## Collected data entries
_____

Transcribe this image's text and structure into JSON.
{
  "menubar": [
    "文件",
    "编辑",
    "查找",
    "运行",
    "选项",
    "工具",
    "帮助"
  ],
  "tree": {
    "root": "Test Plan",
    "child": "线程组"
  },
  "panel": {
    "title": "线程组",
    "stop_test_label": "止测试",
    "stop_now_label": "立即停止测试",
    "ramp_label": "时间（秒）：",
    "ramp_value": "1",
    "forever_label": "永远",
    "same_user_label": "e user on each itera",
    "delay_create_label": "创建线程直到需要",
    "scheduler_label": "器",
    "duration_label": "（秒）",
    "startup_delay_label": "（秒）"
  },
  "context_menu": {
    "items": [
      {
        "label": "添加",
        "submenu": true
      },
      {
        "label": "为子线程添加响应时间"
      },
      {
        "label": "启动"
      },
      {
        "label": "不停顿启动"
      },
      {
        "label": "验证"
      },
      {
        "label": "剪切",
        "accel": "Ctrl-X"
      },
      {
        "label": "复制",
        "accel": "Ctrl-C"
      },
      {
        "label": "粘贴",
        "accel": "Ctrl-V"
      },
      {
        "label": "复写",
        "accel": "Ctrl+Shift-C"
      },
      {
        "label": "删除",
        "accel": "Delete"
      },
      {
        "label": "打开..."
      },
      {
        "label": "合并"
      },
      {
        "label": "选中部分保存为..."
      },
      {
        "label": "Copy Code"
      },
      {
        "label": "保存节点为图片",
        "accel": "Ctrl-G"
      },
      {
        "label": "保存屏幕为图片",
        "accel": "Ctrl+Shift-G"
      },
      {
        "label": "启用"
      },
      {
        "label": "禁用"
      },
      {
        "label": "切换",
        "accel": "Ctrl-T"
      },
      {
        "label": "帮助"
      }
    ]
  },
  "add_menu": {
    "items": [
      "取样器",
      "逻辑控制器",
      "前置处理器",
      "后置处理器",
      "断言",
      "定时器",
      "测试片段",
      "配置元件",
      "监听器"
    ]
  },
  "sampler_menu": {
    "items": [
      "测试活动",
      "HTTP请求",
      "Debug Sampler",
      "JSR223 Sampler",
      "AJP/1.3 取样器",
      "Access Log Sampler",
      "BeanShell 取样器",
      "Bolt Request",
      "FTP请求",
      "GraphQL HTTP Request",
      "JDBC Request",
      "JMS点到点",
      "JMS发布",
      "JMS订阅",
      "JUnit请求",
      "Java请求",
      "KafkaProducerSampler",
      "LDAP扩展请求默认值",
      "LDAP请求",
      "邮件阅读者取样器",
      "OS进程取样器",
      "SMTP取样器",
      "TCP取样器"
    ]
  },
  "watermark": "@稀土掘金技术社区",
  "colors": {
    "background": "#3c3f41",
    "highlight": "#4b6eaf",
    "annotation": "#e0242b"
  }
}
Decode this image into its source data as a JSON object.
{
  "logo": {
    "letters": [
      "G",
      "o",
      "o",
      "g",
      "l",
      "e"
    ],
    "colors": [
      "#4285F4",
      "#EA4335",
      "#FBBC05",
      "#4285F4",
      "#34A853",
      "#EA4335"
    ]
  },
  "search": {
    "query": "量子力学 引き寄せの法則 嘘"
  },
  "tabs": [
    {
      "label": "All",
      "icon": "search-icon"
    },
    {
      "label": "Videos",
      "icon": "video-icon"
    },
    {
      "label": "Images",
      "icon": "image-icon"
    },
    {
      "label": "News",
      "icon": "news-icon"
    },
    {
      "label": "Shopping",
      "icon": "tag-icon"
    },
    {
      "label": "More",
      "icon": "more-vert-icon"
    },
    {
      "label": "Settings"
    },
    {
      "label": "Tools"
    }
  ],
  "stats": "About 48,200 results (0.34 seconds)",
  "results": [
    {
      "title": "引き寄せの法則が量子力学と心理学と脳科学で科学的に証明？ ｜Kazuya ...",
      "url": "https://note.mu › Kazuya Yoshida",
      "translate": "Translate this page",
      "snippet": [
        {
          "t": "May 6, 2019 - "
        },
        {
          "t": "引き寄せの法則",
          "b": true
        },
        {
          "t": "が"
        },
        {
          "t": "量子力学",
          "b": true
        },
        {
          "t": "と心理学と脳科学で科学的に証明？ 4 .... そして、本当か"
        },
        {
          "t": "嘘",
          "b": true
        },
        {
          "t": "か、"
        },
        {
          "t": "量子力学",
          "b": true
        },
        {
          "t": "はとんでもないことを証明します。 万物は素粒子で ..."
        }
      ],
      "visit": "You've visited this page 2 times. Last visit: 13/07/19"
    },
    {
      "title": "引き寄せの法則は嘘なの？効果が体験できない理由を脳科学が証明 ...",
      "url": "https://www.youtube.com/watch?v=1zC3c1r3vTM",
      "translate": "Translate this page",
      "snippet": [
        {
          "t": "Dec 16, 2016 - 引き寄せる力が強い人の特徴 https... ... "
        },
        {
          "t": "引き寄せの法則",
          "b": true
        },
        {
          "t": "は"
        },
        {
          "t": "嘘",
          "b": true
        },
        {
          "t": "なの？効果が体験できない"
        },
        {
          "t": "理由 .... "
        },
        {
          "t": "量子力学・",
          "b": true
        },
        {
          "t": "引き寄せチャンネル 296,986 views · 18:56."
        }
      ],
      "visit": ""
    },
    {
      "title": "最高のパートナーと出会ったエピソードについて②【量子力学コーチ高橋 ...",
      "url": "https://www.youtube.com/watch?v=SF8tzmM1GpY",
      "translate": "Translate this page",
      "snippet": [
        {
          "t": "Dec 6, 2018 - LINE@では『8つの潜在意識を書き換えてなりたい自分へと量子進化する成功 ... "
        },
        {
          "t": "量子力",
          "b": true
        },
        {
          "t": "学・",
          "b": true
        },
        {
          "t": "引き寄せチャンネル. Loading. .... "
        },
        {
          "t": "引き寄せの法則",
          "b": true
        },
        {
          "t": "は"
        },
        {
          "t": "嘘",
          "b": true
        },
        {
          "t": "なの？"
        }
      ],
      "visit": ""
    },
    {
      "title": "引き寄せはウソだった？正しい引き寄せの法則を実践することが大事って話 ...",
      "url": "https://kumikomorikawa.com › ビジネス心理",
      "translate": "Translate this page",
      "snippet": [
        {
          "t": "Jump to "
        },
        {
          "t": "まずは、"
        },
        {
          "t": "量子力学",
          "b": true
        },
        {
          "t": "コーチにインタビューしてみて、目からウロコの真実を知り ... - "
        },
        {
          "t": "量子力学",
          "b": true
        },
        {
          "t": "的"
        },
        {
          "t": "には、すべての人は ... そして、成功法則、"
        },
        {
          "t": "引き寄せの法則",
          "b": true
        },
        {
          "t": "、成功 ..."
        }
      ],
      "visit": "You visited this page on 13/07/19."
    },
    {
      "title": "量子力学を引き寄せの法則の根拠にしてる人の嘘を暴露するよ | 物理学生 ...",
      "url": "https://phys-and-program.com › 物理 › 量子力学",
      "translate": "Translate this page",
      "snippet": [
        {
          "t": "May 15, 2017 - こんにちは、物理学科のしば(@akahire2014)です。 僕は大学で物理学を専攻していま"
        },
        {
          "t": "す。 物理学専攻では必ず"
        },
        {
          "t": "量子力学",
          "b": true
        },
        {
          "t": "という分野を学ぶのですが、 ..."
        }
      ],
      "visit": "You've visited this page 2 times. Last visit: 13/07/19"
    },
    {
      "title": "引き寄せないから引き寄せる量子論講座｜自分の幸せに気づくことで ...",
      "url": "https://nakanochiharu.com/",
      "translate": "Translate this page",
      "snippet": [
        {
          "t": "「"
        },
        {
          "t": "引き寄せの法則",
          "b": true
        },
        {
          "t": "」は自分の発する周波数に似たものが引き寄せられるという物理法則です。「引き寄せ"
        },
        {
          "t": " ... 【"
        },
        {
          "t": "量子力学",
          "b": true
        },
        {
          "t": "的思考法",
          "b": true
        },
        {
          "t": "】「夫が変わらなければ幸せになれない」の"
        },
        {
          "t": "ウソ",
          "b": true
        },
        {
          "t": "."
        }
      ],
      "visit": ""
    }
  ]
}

_____

## Objective
From the records, copy every line that has the string "Shift" in it.

## Response
        "accel": "Ctrl+Shift-C"
        "accel": "Ctrl+Shift-G"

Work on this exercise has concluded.